# Required task
Report how many lines in the records below contain the word "color". Give only the number.

# Recorded data
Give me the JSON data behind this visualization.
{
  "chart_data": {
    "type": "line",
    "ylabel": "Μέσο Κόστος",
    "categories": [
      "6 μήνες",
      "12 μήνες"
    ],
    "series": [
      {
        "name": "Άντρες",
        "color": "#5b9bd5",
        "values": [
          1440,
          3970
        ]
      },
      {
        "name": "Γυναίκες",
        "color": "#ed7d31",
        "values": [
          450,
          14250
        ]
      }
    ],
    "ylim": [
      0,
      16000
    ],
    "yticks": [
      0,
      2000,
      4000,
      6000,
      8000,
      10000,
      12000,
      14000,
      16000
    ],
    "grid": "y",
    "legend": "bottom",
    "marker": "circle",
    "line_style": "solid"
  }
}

--

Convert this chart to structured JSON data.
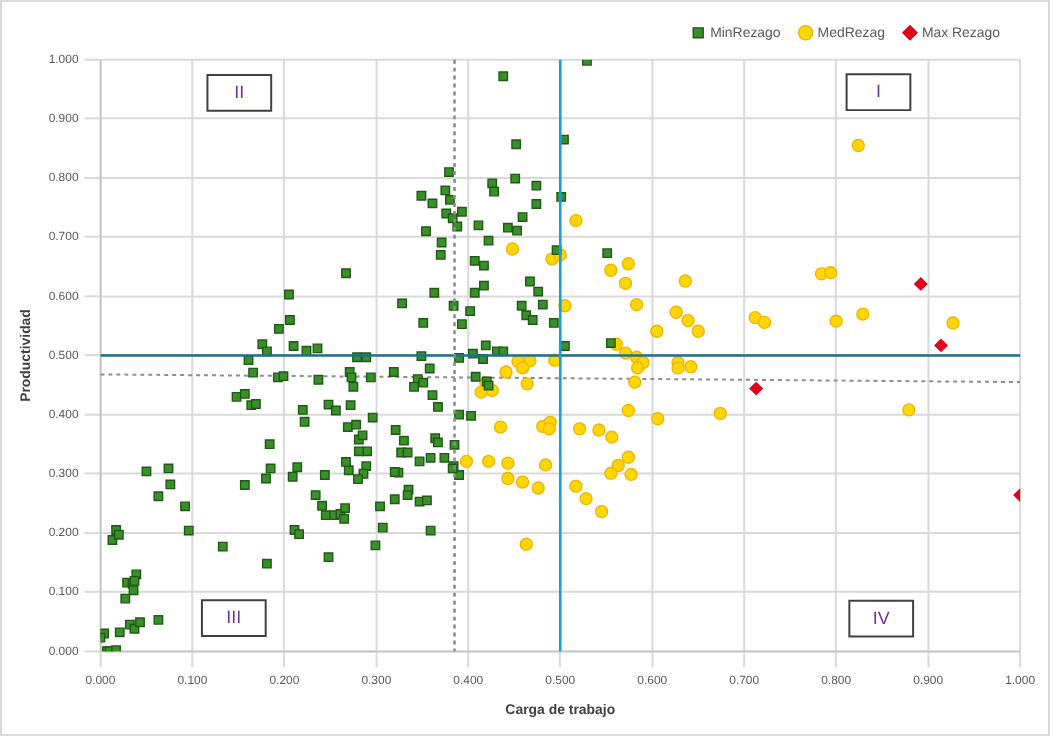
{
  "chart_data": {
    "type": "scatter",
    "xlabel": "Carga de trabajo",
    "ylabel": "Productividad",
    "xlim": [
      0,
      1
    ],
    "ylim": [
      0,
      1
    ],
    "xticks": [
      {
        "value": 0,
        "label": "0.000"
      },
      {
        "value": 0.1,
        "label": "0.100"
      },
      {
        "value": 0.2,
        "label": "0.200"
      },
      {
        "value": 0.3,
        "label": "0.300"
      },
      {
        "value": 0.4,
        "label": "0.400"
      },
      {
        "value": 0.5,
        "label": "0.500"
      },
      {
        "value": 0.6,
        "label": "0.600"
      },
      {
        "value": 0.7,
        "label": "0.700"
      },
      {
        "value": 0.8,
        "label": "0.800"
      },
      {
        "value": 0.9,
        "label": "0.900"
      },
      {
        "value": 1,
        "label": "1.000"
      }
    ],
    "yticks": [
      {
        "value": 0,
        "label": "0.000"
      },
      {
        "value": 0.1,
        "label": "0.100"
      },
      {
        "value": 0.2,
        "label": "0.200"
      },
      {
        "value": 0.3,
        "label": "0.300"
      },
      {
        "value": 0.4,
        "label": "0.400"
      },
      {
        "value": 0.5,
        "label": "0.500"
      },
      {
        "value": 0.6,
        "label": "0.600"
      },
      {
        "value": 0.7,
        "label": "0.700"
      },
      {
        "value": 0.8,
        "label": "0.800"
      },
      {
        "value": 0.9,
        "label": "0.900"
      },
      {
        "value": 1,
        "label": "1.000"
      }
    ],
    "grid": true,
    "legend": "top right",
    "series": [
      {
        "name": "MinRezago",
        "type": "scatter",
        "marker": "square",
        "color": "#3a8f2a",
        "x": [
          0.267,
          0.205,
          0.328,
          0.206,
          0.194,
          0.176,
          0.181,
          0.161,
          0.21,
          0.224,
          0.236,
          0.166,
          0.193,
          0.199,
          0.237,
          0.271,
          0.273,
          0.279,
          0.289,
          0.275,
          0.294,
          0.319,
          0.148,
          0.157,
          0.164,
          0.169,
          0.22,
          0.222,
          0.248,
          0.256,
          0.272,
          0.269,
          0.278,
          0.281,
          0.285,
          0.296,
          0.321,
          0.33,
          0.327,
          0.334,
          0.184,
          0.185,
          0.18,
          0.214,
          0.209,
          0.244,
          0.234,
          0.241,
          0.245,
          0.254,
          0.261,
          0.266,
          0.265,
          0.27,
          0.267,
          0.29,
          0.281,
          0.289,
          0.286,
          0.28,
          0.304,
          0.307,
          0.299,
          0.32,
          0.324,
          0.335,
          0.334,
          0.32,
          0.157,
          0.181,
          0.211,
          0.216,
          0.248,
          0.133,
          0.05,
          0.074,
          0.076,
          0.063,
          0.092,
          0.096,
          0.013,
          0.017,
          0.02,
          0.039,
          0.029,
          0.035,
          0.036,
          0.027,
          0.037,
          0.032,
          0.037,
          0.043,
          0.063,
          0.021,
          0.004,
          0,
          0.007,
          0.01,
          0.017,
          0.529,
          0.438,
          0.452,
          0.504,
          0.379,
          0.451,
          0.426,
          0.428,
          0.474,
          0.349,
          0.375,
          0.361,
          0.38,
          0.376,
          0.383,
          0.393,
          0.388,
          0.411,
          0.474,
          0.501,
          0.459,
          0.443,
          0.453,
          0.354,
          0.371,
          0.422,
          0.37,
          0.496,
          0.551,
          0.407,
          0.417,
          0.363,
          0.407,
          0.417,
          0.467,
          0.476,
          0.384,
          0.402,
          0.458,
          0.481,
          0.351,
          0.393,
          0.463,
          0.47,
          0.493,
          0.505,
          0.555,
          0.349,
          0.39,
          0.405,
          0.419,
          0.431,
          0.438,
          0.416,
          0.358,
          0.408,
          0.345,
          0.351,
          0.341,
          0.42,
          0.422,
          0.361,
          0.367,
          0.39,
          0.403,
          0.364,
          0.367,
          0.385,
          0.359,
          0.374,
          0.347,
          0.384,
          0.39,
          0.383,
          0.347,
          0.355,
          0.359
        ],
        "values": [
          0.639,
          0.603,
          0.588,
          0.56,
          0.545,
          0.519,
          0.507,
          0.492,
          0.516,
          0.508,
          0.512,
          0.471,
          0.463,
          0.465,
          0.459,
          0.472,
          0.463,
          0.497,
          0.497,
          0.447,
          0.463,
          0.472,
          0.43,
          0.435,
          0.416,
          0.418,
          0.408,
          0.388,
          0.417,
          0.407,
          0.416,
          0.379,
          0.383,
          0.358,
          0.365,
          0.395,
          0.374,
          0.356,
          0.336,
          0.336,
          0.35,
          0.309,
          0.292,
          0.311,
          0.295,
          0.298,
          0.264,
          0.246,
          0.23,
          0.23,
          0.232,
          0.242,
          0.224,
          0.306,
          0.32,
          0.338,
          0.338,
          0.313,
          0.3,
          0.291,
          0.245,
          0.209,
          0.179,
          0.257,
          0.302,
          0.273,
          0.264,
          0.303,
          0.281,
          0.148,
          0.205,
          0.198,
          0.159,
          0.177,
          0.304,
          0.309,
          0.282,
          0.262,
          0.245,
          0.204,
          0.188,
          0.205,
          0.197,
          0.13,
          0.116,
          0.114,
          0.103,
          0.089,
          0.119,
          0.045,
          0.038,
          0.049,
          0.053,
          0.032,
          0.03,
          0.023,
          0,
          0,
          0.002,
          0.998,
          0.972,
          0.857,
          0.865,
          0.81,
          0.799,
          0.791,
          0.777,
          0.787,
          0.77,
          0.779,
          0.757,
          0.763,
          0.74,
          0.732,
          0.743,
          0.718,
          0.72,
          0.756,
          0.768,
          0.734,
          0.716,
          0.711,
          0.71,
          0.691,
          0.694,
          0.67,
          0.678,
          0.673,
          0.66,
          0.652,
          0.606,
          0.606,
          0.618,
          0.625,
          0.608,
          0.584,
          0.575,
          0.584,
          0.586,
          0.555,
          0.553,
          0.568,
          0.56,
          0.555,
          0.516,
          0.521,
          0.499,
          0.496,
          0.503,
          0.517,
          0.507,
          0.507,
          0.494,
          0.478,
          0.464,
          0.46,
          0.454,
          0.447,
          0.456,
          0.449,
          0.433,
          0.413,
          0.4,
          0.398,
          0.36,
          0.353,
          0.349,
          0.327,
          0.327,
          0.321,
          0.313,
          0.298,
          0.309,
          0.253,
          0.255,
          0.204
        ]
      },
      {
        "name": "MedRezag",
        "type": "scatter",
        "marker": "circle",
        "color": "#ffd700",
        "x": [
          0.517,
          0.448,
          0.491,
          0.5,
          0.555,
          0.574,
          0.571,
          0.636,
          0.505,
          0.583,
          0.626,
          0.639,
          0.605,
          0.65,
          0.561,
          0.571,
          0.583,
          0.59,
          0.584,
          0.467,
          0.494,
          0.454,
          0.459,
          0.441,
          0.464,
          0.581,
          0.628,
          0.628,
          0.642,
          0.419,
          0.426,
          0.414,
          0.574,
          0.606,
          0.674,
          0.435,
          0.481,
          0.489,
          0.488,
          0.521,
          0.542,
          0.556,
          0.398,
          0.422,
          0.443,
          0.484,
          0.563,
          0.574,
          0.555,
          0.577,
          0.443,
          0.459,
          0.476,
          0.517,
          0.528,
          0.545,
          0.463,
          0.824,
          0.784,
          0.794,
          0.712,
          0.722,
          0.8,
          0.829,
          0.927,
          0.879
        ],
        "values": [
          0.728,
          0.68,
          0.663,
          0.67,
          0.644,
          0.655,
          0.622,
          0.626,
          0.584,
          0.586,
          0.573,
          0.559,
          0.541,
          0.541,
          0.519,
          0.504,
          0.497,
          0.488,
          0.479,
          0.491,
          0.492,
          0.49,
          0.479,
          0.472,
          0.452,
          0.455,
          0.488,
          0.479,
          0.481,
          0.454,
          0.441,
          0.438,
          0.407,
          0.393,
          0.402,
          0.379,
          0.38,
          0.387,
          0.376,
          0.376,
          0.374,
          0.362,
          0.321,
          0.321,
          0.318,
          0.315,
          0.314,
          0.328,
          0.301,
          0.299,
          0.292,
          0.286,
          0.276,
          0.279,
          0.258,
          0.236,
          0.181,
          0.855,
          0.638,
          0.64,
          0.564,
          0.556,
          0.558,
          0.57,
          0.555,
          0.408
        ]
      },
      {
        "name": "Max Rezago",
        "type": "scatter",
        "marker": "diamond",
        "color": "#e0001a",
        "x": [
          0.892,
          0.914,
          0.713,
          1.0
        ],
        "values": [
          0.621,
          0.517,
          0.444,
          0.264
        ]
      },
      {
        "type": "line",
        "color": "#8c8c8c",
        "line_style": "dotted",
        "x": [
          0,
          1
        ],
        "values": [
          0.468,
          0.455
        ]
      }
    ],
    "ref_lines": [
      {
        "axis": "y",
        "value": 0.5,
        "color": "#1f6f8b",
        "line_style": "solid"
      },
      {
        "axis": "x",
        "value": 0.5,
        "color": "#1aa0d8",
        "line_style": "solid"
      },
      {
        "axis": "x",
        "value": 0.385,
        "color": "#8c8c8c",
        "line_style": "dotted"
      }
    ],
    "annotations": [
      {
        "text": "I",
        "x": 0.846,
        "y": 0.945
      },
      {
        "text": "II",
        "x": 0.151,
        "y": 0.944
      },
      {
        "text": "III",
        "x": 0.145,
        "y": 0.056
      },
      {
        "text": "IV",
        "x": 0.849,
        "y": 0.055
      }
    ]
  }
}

# Full output
9